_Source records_
============================================================
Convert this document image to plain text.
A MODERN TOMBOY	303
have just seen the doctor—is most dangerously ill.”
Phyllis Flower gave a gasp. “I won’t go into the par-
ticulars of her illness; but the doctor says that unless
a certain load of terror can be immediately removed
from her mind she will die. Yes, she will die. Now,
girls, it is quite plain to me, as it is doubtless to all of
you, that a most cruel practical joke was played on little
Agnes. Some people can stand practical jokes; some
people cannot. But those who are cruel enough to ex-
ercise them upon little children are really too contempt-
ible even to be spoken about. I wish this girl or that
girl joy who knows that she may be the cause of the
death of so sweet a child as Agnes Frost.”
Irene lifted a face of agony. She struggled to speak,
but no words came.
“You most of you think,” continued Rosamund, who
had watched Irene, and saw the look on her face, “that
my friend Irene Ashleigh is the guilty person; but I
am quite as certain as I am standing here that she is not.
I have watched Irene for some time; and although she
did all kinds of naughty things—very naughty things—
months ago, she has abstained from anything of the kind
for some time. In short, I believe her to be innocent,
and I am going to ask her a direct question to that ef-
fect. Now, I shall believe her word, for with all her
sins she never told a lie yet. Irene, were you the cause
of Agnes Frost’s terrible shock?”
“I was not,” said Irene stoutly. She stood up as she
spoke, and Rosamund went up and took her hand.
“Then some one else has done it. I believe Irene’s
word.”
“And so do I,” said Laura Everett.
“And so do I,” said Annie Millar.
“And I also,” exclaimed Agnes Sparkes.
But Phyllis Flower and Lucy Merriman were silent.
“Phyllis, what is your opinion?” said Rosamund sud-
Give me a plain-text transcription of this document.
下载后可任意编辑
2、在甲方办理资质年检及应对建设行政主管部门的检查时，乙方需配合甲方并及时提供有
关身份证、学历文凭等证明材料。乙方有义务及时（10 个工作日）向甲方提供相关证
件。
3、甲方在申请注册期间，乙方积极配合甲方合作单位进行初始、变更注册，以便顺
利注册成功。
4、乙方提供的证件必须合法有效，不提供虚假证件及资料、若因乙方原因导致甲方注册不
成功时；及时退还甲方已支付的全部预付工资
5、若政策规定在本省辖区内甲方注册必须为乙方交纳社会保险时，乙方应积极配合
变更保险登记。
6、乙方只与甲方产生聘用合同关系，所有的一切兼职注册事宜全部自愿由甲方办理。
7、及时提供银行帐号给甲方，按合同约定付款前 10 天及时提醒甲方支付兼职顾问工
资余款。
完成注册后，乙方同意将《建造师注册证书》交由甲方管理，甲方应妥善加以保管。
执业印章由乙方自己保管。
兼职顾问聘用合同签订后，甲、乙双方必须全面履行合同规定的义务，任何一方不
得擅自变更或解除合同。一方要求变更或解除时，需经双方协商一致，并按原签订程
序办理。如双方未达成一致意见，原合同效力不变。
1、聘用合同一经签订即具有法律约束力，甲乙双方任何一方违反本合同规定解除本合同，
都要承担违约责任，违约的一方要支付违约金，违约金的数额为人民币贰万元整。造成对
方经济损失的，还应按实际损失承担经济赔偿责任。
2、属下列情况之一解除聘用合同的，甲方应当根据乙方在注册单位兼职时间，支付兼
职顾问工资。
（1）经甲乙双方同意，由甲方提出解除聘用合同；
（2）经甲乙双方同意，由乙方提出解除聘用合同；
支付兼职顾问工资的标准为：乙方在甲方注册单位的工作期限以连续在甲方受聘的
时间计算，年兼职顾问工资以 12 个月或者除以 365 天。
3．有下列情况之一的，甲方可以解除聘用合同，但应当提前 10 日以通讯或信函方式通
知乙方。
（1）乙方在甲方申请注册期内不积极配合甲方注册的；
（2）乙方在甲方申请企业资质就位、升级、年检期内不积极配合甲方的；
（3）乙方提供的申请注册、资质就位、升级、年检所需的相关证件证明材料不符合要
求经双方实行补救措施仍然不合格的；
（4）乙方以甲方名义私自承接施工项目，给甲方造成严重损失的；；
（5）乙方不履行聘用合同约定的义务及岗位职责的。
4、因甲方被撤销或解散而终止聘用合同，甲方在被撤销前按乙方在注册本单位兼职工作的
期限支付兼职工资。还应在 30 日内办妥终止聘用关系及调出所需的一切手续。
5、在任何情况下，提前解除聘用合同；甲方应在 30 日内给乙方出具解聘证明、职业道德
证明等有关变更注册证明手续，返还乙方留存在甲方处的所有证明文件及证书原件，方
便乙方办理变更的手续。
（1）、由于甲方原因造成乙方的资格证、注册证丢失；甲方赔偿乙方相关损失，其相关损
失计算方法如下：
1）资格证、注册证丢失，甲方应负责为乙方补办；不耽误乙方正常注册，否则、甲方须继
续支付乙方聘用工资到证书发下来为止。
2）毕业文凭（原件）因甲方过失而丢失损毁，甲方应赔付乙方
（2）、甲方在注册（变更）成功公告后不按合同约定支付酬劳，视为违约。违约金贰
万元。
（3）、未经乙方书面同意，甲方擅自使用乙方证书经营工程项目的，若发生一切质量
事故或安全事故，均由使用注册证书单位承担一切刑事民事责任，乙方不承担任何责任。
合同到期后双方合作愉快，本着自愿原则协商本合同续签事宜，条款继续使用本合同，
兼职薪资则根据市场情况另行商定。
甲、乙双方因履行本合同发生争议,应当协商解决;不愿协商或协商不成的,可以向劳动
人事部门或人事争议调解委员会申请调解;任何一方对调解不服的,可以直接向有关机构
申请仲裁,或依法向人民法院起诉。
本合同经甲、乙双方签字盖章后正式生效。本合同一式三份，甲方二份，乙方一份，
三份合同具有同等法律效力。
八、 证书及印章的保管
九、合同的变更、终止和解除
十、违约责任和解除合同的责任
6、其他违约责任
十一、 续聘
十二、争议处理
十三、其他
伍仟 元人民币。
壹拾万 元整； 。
============================================================
_Brief_
Gather up every line in the data above that contains the word "this", copying each one.

_Finished task_
Convert this document image to plain text.
ible even to be spoken about. I wish this girl or that
Give me a plain-text transcription of this document.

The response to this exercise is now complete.